- **Stated task**:
Answer with one number: how many lines hold "limits".

- - -

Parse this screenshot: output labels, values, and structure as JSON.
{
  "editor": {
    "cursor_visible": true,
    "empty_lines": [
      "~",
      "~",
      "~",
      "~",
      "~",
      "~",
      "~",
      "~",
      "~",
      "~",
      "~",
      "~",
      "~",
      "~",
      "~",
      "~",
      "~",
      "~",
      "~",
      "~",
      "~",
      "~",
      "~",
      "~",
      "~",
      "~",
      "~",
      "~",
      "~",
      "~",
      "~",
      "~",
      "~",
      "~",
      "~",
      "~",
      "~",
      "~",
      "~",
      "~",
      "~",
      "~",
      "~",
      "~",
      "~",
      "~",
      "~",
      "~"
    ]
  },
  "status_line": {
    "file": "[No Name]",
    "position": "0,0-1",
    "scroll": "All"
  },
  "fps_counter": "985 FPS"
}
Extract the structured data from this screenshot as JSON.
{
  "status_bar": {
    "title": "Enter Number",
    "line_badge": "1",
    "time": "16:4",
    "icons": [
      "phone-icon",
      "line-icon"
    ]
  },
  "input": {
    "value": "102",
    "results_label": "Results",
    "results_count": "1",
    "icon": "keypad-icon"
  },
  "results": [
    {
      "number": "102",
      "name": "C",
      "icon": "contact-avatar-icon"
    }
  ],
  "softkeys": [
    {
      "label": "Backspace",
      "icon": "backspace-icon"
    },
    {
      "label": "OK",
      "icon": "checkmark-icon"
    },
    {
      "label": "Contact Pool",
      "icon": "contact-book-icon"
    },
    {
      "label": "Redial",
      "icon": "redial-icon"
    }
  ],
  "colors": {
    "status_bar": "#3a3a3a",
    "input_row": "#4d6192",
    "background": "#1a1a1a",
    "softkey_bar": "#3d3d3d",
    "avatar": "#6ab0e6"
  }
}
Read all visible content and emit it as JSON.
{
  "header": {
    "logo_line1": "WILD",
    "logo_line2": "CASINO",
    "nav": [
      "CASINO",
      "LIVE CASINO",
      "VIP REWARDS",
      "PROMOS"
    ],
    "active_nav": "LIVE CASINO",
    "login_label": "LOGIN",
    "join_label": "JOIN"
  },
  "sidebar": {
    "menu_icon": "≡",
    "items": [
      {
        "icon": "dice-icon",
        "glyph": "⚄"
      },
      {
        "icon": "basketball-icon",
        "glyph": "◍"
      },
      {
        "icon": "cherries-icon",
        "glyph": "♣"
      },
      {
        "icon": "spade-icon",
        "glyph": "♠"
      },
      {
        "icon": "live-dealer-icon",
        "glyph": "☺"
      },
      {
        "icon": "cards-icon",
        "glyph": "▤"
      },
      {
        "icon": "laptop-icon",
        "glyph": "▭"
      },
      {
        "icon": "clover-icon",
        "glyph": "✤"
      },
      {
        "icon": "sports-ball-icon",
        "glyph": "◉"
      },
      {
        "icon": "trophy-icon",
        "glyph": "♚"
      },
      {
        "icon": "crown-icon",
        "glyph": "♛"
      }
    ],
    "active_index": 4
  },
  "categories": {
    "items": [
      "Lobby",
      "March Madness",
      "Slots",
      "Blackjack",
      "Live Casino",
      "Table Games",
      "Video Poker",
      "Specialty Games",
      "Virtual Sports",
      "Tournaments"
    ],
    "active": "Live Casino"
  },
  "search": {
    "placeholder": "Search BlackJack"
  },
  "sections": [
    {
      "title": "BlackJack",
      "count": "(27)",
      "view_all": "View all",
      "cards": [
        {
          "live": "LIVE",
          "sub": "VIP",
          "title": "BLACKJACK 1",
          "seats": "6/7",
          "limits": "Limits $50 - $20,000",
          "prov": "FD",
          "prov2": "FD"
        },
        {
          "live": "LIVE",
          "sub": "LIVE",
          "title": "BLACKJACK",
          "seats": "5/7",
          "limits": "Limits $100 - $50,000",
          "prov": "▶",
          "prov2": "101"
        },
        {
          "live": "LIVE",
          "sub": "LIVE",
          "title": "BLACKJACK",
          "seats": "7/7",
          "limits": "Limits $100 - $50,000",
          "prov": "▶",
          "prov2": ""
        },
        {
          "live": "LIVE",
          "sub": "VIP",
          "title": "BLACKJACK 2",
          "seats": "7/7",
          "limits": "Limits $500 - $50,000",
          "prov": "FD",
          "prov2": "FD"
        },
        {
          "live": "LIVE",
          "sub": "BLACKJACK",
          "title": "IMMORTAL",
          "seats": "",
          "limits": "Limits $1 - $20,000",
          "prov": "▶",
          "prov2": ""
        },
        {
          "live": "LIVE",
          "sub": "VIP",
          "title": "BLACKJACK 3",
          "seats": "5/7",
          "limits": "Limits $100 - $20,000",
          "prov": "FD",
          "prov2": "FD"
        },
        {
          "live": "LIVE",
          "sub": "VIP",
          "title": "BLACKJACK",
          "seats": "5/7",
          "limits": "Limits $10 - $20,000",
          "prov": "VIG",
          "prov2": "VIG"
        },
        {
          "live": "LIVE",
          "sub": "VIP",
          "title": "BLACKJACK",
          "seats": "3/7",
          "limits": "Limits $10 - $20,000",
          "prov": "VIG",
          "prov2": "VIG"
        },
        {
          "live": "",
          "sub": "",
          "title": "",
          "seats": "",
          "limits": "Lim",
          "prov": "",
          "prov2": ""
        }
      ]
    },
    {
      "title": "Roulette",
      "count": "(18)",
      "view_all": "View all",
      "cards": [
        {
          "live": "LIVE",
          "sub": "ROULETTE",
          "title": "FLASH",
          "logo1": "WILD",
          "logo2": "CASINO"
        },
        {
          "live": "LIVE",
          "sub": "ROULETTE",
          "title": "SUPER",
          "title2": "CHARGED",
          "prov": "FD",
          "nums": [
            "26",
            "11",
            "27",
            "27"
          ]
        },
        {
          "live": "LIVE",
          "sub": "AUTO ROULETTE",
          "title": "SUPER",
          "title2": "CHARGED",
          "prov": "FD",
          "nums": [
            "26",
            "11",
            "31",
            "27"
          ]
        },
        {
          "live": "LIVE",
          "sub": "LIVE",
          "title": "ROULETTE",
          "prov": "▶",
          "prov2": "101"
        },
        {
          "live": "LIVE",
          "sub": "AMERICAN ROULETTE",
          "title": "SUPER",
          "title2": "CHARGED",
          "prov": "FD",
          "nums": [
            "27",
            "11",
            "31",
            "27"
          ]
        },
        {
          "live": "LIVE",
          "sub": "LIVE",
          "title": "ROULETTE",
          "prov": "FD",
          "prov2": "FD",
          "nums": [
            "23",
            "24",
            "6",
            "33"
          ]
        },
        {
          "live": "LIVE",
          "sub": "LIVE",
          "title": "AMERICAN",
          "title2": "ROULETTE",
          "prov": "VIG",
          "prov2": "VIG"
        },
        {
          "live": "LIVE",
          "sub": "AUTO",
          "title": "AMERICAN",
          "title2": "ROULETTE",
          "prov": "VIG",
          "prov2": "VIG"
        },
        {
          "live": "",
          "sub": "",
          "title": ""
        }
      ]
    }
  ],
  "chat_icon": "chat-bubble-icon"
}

- - -

- **Complete answer**:
9